[Records]

>>>

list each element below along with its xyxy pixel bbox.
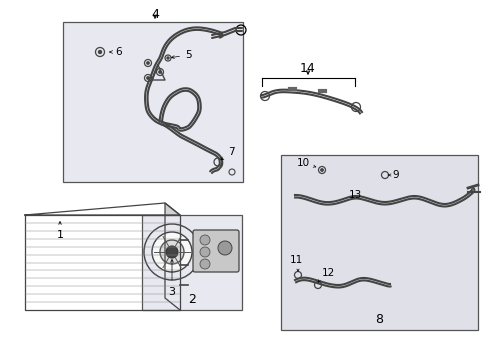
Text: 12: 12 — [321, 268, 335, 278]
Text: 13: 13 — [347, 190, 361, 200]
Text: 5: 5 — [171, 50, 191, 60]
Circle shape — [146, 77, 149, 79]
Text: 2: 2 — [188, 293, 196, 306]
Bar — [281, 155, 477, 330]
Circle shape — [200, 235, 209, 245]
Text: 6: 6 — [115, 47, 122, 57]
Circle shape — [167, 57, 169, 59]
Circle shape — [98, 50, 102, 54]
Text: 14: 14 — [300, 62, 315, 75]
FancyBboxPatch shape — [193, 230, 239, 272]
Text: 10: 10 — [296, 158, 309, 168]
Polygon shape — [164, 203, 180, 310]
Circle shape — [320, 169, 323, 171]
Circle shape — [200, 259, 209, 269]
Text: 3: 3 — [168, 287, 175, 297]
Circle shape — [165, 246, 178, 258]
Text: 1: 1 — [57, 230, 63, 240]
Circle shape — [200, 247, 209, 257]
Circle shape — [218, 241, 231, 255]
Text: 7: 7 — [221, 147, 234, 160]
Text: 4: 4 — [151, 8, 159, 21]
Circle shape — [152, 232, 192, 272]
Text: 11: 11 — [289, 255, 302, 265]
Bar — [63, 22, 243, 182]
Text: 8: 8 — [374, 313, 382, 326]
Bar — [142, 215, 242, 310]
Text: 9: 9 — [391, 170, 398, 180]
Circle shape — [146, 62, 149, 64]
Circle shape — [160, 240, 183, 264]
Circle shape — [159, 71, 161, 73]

<<<
>>>

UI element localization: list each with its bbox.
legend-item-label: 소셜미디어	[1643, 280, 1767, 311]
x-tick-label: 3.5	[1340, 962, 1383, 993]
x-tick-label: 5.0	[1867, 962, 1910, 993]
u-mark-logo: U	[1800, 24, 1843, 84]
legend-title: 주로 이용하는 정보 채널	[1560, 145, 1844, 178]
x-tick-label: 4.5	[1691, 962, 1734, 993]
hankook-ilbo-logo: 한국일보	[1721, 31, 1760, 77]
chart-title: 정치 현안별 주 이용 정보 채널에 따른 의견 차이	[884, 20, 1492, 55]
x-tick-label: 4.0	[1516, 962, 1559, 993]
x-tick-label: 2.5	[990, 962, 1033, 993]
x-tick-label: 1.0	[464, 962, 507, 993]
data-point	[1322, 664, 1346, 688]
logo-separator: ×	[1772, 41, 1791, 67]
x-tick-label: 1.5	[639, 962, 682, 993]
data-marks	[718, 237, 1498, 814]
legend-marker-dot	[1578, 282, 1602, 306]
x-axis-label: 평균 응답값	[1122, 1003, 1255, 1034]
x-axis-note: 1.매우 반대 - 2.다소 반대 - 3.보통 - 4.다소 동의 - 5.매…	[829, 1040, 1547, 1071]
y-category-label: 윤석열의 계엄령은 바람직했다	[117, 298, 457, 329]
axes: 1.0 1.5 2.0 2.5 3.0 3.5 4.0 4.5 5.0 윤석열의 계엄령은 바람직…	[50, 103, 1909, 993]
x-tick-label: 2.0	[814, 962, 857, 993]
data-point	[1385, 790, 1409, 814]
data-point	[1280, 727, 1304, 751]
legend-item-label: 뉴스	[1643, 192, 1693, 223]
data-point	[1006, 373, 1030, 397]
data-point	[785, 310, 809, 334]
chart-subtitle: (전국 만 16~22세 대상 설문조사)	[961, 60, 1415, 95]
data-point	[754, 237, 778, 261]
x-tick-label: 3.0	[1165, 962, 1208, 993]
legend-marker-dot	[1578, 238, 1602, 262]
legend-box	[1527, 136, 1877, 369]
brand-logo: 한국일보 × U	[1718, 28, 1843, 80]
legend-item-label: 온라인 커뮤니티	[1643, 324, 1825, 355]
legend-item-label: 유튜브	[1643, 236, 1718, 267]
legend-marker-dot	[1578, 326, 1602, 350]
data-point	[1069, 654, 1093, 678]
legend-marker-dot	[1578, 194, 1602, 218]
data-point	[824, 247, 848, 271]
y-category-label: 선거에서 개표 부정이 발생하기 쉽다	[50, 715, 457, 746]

<<<

=== WORK TO COMPLETE ===
From the listing, pull out the stretch from the line containing "Text: 12: 12 — [321, 268, 335, 278]" through the line containing "Circle shape — [165, 246, 178, 258]", and repeat those lines verbatim.

=== ANSWER TO THIS TASK ===
Text: 12: 12 — [321, 268, 335, 278]
Text: 13: 13 — [347, 190, 361, 200]
Text: 5: 5 — [171, 50, 191, 60]
Circle shape — [146, 77, 149, 79]
Text: 2: 2 — [188, 293, 196, 306]
Bar — [281, 155, 477, 330]
Circle shape — [200, 235, 209, 245]
Text: 6: 6 — [115, 47, 122, 57]
Circle shape — [167, 57, 169, 59]
Circle shape — [98, 50, 102, 54]
Text: 14: 14 — [300, 62, 315, 75]
FancyBboxPatch shape — [193, 230, 239, 272]
Text: 10: 10 — [296, 158, 309, 168]
Polygon shape — [164, 203, 180, 310]
Circle shape — [320, 169, 323, 171]
Circle shape — [200, 259, 209, 269]
Text: 3: 3 — [168, 287, 175, 297]
Circle shape — [165, 246, 178, 258]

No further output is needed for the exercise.